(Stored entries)
────────────────
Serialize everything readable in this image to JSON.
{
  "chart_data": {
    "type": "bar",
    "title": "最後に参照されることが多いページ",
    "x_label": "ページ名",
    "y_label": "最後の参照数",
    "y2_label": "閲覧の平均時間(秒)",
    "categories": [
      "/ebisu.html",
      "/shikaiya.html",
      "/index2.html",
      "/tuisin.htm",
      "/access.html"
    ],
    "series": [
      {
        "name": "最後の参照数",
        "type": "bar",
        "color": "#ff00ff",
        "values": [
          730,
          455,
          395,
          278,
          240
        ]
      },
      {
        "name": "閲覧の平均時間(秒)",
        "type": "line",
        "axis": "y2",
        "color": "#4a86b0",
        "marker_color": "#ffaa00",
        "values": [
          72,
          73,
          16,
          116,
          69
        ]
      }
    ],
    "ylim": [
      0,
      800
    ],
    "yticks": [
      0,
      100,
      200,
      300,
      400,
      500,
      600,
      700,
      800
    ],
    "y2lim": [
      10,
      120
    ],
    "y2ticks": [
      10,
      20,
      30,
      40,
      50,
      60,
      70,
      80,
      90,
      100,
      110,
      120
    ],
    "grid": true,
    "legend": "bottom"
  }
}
────────────────
**Direction:**
Each line of the listing should be copied exactly.

**The result:**
Serialize everything readable in this image to JSON.
{
  "chart_data": {
    "type": "bar",
    "title": "最後に参照されることが多いページ",
    "x_label": "ページ名",
    "y_label": "最後の参照数",
    "y2_label": "閲覧の平均時間(秒)",
    "categories": [
      "/ebisu.html",
      "/shikaiya.html",
      "/index2.html",
      "/tuisin.htm",
      "/access.html"
    ],
    "series": [
      {
        "name": "最後の参照数",
        "type": "bar",
        "color": "#ff00ff",
        "values": [
          730,
          455,
          395,
          278,
          240
        ]
      },
      {
        "name": "閲覧の平均時間(秒)",
        "type": "line",
        "axis": "y2",
        "color": "#4a86b0",
        "marker_color": "#ffaa00",
        "values": [
          72,
          73,
          16,
          116,
          69
        ]
      }
    ],
    "ylim": [
      0,
      800
    ],
    "yticks": [
      0,
      100,
      200,
      300,
      400,
      500,
      600,
      700,
      800
    ],
    "y2lim": [
      10,
      120
    ],
    "y2ticks": [
      10,
      20,
      30,
      40,
      50,
      60,
      70,
      80,
      90,
      100,
      110,
      120
    ],
    "grid": true,
    "legend": "bottom"
  }
}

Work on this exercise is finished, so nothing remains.